▶ [Goal of the exercise]: Write out the records below word for word, please.
** Start Material for this exercise **
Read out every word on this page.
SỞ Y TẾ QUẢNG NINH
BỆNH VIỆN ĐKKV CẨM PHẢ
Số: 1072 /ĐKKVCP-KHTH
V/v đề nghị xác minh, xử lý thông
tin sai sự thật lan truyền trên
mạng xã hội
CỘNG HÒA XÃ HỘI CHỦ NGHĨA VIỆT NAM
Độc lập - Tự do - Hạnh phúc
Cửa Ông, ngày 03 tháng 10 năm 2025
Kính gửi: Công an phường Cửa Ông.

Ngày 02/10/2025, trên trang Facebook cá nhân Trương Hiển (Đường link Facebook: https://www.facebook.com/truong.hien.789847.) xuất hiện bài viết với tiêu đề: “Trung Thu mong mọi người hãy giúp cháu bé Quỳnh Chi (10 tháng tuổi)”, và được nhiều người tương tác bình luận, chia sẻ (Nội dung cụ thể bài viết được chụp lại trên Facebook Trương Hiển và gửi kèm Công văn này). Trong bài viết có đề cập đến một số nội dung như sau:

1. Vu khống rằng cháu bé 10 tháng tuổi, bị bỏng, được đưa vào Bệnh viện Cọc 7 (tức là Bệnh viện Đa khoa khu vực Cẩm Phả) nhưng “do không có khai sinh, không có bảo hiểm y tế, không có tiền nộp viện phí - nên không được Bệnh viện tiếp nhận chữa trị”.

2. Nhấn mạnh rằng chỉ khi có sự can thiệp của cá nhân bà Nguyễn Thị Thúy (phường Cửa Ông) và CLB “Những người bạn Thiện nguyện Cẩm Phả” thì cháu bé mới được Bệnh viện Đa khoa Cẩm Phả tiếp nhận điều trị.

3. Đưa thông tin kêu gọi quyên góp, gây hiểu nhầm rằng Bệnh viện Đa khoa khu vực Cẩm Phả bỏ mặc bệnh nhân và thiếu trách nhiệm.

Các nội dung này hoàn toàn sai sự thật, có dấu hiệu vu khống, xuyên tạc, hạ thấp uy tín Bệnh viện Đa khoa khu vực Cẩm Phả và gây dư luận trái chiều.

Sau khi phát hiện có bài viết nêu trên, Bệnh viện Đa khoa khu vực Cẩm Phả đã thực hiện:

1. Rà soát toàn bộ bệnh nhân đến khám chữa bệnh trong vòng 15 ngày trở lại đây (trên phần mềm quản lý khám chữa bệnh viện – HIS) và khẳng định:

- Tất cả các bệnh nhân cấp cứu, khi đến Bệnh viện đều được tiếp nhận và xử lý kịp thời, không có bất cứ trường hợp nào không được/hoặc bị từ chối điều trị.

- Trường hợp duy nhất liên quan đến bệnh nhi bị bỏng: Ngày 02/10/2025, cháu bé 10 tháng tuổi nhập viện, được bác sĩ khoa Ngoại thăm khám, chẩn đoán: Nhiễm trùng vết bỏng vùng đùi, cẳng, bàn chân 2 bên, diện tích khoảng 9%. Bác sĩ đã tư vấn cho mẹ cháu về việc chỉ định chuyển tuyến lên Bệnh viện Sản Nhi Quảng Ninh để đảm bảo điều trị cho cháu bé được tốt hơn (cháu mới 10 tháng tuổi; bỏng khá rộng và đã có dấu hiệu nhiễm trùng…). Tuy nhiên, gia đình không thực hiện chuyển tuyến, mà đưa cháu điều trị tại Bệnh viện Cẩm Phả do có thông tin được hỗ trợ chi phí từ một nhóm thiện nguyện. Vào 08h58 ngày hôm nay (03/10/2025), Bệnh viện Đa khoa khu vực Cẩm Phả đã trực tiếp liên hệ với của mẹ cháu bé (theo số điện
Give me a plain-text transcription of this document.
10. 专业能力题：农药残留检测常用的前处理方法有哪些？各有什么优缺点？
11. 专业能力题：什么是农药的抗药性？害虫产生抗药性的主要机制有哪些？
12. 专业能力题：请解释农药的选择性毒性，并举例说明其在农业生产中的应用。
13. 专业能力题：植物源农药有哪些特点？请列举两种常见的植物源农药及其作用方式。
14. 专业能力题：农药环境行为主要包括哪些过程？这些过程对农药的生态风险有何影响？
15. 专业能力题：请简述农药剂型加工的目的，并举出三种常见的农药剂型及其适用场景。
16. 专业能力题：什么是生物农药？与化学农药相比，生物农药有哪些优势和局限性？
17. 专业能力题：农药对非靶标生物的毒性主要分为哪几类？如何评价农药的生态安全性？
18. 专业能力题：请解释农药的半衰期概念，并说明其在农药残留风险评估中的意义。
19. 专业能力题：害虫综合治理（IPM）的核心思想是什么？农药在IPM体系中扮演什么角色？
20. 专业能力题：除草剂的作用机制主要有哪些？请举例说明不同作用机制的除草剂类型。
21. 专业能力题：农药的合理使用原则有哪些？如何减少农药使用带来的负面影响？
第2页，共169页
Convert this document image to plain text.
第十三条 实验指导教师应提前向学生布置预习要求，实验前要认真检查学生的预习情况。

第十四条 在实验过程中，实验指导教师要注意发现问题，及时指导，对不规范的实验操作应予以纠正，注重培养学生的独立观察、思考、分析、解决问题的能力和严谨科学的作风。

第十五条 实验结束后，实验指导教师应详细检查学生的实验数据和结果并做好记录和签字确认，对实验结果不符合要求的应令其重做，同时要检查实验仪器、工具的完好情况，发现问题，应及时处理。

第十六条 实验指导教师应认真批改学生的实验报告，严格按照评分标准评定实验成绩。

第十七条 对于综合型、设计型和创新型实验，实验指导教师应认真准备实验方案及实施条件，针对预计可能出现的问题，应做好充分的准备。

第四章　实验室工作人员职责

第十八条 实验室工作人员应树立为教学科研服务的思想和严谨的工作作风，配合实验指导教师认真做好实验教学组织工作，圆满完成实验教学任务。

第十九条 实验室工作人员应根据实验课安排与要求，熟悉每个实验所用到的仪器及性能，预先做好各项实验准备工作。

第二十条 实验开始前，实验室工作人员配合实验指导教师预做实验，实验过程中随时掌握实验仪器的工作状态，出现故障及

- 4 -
** End Material for this exercise **
▶ [Written response]:
Read out every word on this page.
SỞ Y TẾ QUẢNG NINH
BỆNH VIỆN ĐKKV CẨM PHẢ
Số: 1072 /ĐKKVCP-KHTH
V/v đề nghị xác minh, xử lý thông
tin sai sự thật lan truyền trên
mạng xã hội
CỘNG HÒA XÃ HỘI CHỦ NGHĨA VIỆT NAM
Độc lập - Tự do - Hạnh phúc
Cửa Ông, ngày 03 tháng 10 năm 2025
Kính gửi: Công an phường Cửa Ông.

Ngày 02/10/2025, trên trang Facebook cá nhân Trương Hiển (Đường link Facebook: https://www.facebook.com/truong.hien.789847.) xuất hiện bài viết với tiêu đề: “Trung Thu mong mọi người hãy giúp cháu bé Quỳnh Chi (10 tháng tuổi)”, và được nhiều người tương tác bình luận, chia sẻ (Nội dung cụ thể bài viết được chụp lại trên Facebook Trương Hiển và gửi kèm Công văn này). Trong bài viết có đề cập đến một số nội dung như sau:

1. Vu khống rằng cháu bé 10 tháng tuổi, bị bỏng, được đưa vào Bệnh viện Cọc 7 (tức là Bệnh viện Đa khoa khu vực Cẩm Phả) nhưng “do không có khai sinh, không có bảo hiểm y tế, không có tiền nộp viện phí - nên không được Bệnh viện tiếp nhận chữa trị”.

2. Nhấn mạnh rằng chỉ khi có sự can thiệp của cá nhân bà Nguyễn Thị Thúy (phường Cửa Ông) và CLB “Những người bạn Thiện nguyện Cẩm Phả” thì cháu bé mới được Bệnh viện Đa khoa Cẩm Phả tiếp nhận điều trị.

3. Đưa thông tin kêu gọi quyên góp, gây hiểu nhầm rằng Bệnh viện Đa khoa khu vực Cẩm Phả bỏ mặc bệnh nhân và thiếu trách nhiệm.

Các nội dung này hoàn toàn sai sự thật, có dấu hiệu vu khống, xuyên tạc, hạ thấp uy tín Bệnh viện Đa khoa khu vực Cẩm Phả và gây dư luận trái chiều.

Sau khi phát hiện có bài viết nêu trên, Bệnh viện Đa khoa khu vực Cẩm Phả đã thực hiện:

1. Rà soát toàn bộ bệnh nhân đến khám chữa bệnh trong vòng 15 ngày trở lại đây (trên phần mềm quản lý khám chữa bệnh viện – HIS) và khẳng định:

- Tất cả các bệnh nhân cấp cứu, khi đến Bệnh viện đều được tiếp nhận và xử lý kịp thời, không có bất cứ trường hợp nào không được/hoặc bị từ chối điều trị.

- Trường hợp duy nhất liên quan đến bệnh nhi bị bỏng: Ngày 02/10/2025, cháu bé 10 tháng tuổi nhập viện, được bác sĩ khoa Ngoại thăm khám, chẩn đoán: Nhiễm trùng vết bỏng vùng đùi, cẳng, bàn chân 2 bên, diện tích khoảng 9%. Bác sĩ đã tư vấn cho mẹ cháu về việc chỉ định chuyển tuyến lên Bệnh viện Sản Nhi Quảng Ninh để đảm bảo điều trị cho cháu bé được tốt hơn (cháu mới 10 tháng tuổi; bỏng khá rộng và đã có dấu hiệu nhiễm trùng…). Tuy nhiên, gia đình không thực hiện chuyển tuyến, mà đưa cháu điều trị tại Bệnh viện Cẩm Phả do có thông tin được hỗ trợ chi phí từ một nhóm thiện nguyện. Vào 08h58 ngày hôm nay (03/10/2025), Bệnh viện Đa khoa khu vực Cẩm Phả đã trực tiếp liên hệ với của mẹ cháu bé (theo số điện
Give me a plain-text transcription of this document.
10. 专业能力题：农药残留检测常用的前处理方法有哪些？各有什么优缺点？
11. 专业能力题：什么是农药的抗药性？害虫产生抗药性的主要机制有哪些？
12. 专业能力题：请解释农药的选择性毒性，并举例说明其在农业生产中的应用。
13. 专业能力题：植物源农药有哪些特点？请列举两种常见的植物源农药及其作用方式。
14. 专业能力题：农药环境行为主要包括哪些过程？这些过程对农药的生态风险有何影响？
15. 专业能力题：请简述农药剂型加工的目的，并举出三种常见的农药剂型及其适用场景。
16. 专业能力题：什么是生物农药？与化学农药相比，生物农药有哪些优势和局限性？
17. 专业能力题：农药对非靶标生物的毒性主要分为哪几类？如何评价农药的生态安全性？
18. 专业能力题：请解释农药的半衰期概念，并说明其在农药残留风险评估中的意义。
19. 专业能力题：害虫综合治理（IPM）的核心思想是什么？农药在IPM体系中扮演什么角色？
20. 专业能力题：除草剂的作用机制主要有哪些？请举例说明不同作用机制的除草剂类型。
21. 专业能力题：农药的合理使用原则有哪些？如何减少农药使用带来的负面影响？
第2页，共169页
Convert this document image to plain text.
第十三条 实验指导教师应提前向学生布置预习要求，实验前要认真检查学生的预习情况。

第十四条 在实验过程中，实验指导教师要注意发现问题，及时指导，对不规范的实验操作应予以纠正，注重培养学生的独立观察、思考、分析、解决问题的能力和严谨科学的作风。

第十五条 实验结束后，实验指导教师应详细检查学生的实验数据和结果并做好记录和签字确认，对实验结果不符合要求的应令其重做，同时要检查实验仪器、工具的完好情况，发现问题，应及时处理。

第十六条 实验指导教师应认真批改学生的实验报告，严格按照评分标准评定实验成绩。

第十七条 对于综合型、设计型和创新型实验，实验指导教师应认真准备实验方案及实施条件，针对预计可能出现的问题，应做好充分的准备。

第四章　实验室工作人员职责

第十八条 实验室工作人员应树立为教学科研服务的思想和严谨的工作作风，配合实验指导教师认真做好实验教学组织工作，圆满完成实验教学任务。

第十九条 实验室工作人员应根据实验课安排与要求，熟悉每个实验所用到的仪器及性能，预先做好各项实验准备工作。

第二十条 实验开始前，实验室工作人员配合实验指导教师预做实验，实验过程中随时掌握实验仪器的工作状态，出现故障及

- 4 -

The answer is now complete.